# The request
Answer with one number: the count of lines in the listing below that hold the word "Boise".

# Supplied material

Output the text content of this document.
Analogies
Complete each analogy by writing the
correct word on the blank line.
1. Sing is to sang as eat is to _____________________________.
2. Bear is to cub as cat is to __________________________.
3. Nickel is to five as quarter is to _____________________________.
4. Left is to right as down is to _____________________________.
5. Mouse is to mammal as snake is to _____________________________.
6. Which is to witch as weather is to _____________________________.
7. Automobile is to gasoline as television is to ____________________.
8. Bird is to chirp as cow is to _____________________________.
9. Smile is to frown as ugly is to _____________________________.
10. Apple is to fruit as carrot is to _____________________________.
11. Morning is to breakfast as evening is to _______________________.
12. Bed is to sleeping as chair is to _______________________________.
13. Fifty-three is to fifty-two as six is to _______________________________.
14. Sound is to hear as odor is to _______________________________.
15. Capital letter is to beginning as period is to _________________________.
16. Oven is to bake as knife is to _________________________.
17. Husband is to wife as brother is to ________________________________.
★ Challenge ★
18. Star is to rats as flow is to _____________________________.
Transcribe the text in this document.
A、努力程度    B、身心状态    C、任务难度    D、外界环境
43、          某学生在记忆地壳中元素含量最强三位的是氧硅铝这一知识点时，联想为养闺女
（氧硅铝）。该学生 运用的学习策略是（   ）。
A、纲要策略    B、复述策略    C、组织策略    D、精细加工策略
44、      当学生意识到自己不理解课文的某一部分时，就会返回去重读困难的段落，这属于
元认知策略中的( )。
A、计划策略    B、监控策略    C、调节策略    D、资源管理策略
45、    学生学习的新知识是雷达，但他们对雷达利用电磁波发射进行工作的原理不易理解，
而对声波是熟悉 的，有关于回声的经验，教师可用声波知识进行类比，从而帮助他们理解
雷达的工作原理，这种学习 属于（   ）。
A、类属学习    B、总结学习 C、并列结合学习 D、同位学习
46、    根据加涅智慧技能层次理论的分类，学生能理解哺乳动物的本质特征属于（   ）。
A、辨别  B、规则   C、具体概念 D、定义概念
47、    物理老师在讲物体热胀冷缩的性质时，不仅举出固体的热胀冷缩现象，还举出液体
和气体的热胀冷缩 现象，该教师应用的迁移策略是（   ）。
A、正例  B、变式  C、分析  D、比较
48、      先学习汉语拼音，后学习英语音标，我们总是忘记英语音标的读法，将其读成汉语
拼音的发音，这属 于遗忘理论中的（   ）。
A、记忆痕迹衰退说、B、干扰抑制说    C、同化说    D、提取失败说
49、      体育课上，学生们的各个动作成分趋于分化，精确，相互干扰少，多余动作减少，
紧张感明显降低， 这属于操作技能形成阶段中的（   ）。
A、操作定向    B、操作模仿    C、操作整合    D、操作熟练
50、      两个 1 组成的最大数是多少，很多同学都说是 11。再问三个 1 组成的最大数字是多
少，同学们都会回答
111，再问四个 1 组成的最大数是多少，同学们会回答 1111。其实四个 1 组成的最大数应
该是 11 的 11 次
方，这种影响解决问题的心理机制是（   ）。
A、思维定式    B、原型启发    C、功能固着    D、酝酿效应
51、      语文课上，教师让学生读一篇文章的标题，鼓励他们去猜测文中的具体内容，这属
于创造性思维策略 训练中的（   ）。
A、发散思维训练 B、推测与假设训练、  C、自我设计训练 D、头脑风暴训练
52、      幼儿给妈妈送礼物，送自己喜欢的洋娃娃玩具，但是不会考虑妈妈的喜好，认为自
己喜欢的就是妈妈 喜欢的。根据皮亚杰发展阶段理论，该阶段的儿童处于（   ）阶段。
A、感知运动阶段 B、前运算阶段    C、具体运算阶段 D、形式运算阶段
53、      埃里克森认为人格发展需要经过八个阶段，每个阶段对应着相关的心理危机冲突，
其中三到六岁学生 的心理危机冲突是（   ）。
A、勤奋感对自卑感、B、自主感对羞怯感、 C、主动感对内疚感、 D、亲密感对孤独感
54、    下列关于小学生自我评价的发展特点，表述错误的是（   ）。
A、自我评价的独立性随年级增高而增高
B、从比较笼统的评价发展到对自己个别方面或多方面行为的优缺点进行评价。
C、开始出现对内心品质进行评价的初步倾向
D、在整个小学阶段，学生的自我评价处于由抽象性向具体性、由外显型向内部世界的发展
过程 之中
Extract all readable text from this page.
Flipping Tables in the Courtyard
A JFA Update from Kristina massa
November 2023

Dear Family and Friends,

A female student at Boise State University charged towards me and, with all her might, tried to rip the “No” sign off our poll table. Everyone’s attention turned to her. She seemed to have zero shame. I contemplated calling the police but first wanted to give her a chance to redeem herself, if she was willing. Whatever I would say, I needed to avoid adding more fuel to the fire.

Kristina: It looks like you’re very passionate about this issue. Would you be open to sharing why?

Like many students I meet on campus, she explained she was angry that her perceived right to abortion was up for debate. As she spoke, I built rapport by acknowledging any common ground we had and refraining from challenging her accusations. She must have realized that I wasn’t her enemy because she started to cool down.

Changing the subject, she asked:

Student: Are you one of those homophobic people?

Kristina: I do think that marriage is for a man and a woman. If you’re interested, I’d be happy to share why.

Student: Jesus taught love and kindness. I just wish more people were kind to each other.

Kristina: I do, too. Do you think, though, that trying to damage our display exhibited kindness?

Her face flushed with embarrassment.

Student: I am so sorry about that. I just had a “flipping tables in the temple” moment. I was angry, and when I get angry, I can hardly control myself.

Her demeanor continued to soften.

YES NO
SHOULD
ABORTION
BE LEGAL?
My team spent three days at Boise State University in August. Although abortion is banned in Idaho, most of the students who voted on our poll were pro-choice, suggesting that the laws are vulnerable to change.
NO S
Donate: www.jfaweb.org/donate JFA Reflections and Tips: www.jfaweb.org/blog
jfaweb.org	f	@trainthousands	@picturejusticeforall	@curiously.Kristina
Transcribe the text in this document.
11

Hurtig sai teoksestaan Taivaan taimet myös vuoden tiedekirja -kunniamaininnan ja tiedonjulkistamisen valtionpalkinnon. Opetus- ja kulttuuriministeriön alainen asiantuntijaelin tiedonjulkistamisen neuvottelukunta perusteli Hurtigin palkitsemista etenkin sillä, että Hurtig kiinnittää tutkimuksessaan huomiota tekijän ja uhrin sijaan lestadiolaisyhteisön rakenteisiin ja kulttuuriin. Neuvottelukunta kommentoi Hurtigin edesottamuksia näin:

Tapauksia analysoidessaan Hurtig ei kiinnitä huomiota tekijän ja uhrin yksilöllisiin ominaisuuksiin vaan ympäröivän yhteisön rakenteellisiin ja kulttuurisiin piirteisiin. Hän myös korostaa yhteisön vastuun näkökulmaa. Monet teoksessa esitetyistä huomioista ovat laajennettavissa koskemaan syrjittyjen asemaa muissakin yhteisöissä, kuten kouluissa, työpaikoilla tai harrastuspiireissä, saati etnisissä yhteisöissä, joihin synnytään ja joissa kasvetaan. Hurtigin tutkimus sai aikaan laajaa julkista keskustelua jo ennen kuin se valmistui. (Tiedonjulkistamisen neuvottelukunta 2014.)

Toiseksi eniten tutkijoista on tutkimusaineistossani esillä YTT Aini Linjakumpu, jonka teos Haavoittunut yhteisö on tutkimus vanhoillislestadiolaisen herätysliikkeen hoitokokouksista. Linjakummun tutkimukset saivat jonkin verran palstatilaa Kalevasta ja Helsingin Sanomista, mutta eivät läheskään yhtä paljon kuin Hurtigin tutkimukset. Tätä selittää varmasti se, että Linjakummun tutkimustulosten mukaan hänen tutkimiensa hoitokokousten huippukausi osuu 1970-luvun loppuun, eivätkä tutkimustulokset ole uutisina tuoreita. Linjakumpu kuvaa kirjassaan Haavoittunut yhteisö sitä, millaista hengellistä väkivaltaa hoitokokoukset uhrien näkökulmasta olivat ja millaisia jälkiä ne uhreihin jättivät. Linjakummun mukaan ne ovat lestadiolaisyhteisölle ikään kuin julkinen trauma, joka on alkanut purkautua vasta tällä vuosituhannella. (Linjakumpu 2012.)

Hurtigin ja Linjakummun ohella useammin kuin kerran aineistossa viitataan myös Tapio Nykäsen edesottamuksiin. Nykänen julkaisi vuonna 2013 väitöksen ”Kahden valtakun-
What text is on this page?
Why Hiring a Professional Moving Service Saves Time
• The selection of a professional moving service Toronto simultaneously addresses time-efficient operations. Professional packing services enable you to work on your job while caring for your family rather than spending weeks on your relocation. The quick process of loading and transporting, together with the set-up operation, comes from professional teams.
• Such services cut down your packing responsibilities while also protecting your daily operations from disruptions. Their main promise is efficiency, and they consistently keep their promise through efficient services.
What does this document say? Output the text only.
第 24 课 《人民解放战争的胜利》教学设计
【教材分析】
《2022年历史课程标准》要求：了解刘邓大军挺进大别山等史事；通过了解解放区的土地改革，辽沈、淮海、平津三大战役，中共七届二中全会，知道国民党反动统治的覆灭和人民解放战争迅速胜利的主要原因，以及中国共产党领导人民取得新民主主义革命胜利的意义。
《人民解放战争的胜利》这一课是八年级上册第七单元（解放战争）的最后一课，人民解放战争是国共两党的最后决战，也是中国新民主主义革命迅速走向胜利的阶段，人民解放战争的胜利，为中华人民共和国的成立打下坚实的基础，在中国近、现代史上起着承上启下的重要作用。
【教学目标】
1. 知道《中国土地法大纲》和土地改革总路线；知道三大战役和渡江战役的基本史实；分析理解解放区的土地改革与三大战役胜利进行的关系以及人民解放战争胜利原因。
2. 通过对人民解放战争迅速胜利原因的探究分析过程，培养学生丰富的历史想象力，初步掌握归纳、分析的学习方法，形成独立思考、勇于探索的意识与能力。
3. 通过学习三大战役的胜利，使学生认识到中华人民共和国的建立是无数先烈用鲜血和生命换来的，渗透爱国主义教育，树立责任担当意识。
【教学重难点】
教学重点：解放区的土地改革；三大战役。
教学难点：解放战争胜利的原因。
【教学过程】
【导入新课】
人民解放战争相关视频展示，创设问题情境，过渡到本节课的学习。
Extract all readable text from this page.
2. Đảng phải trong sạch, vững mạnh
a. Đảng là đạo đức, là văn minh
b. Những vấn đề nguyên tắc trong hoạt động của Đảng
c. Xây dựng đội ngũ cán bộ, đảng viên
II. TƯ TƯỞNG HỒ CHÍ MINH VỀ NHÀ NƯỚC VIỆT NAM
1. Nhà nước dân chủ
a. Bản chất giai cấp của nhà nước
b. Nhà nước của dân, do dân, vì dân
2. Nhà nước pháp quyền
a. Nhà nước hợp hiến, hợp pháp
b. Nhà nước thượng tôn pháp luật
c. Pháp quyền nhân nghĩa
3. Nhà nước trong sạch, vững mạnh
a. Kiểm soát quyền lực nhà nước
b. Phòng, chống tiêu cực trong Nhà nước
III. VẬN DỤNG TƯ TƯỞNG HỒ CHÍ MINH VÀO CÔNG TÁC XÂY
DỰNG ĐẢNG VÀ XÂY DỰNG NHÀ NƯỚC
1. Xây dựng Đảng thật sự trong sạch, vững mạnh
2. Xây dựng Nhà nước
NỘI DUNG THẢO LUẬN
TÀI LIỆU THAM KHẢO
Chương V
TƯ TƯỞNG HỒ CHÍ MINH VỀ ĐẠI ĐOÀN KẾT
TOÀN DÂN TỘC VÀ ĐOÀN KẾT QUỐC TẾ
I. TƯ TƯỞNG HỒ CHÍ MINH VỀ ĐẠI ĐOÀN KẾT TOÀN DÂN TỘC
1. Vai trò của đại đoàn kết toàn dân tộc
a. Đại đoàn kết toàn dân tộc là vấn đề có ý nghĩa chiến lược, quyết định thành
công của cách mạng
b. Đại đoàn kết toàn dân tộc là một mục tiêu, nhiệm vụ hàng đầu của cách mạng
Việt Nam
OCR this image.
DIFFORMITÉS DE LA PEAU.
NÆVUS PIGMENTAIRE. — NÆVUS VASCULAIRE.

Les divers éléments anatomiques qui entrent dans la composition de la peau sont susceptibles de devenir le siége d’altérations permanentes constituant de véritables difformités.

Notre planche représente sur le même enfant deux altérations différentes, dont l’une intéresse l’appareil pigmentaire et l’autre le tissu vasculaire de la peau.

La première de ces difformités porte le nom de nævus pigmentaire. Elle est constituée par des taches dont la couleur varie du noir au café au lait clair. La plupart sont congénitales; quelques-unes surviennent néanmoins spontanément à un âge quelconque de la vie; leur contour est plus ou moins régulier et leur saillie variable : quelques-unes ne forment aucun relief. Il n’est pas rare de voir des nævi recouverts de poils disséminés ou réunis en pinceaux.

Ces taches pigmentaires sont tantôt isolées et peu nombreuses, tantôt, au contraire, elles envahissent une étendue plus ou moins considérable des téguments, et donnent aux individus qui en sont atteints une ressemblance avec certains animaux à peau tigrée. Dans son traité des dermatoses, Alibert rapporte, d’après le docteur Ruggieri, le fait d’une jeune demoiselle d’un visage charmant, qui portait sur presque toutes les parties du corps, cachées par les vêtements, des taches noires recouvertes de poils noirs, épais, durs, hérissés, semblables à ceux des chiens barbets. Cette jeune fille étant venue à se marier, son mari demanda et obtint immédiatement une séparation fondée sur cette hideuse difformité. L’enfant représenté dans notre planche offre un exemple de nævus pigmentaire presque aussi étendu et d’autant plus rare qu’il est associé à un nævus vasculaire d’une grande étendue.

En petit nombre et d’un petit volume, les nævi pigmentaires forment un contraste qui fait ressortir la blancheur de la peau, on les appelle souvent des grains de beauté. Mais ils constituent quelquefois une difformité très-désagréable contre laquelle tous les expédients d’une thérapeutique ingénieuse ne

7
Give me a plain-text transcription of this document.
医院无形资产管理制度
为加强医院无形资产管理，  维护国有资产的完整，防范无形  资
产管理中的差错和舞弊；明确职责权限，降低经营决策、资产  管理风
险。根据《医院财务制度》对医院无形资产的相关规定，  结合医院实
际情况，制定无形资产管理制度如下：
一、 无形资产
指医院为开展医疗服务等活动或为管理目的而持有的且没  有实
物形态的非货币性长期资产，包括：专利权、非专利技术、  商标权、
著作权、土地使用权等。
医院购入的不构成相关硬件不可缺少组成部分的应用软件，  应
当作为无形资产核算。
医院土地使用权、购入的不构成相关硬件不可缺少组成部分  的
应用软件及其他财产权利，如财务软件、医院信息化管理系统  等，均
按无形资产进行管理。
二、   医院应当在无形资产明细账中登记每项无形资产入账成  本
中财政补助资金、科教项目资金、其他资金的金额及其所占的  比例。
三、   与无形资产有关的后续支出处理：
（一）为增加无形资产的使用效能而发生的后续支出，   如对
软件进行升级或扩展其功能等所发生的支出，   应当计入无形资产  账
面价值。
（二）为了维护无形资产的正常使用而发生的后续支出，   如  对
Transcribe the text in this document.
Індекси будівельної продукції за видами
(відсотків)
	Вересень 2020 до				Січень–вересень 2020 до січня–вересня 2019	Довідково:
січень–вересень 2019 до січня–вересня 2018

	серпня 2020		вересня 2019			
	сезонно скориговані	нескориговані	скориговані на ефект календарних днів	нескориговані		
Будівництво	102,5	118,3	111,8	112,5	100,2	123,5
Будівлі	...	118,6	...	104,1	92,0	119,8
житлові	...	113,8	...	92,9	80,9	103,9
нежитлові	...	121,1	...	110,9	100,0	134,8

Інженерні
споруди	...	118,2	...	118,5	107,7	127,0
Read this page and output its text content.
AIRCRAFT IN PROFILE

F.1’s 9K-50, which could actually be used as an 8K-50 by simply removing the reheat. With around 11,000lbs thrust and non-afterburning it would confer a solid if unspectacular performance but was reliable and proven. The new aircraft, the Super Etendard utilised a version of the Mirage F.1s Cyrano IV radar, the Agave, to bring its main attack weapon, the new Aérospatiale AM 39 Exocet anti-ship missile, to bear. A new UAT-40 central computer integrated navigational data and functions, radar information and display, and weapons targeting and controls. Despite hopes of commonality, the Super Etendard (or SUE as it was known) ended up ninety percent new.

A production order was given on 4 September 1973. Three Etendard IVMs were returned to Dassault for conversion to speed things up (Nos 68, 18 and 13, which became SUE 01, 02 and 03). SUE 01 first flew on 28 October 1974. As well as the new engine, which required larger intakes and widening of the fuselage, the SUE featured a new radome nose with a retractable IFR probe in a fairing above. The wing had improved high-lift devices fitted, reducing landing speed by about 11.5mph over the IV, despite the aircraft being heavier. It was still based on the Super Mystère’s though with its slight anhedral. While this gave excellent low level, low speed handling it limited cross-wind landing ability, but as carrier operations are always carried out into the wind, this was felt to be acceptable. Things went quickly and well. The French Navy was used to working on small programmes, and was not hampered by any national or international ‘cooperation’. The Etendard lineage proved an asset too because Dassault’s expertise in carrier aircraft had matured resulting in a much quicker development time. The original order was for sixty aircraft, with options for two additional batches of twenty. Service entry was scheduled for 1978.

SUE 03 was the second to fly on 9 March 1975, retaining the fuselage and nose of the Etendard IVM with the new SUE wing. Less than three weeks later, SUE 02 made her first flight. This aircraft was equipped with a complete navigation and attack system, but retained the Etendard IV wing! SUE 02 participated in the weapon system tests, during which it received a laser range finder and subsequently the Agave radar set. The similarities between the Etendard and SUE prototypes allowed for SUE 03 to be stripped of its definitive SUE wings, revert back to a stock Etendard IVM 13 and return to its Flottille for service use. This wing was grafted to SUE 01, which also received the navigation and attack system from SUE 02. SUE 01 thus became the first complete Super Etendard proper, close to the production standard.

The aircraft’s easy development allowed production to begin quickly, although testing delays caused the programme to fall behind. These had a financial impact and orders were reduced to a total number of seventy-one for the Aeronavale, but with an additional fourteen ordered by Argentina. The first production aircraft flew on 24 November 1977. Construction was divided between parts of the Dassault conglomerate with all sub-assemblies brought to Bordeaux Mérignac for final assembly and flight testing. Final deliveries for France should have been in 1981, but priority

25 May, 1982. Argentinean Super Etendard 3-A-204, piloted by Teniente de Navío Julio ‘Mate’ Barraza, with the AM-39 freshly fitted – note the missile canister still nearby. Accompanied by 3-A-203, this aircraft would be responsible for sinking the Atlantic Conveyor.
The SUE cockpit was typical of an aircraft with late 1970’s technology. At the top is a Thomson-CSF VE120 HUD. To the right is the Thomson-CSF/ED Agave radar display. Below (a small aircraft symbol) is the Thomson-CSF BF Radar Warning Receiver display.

# Full solution
2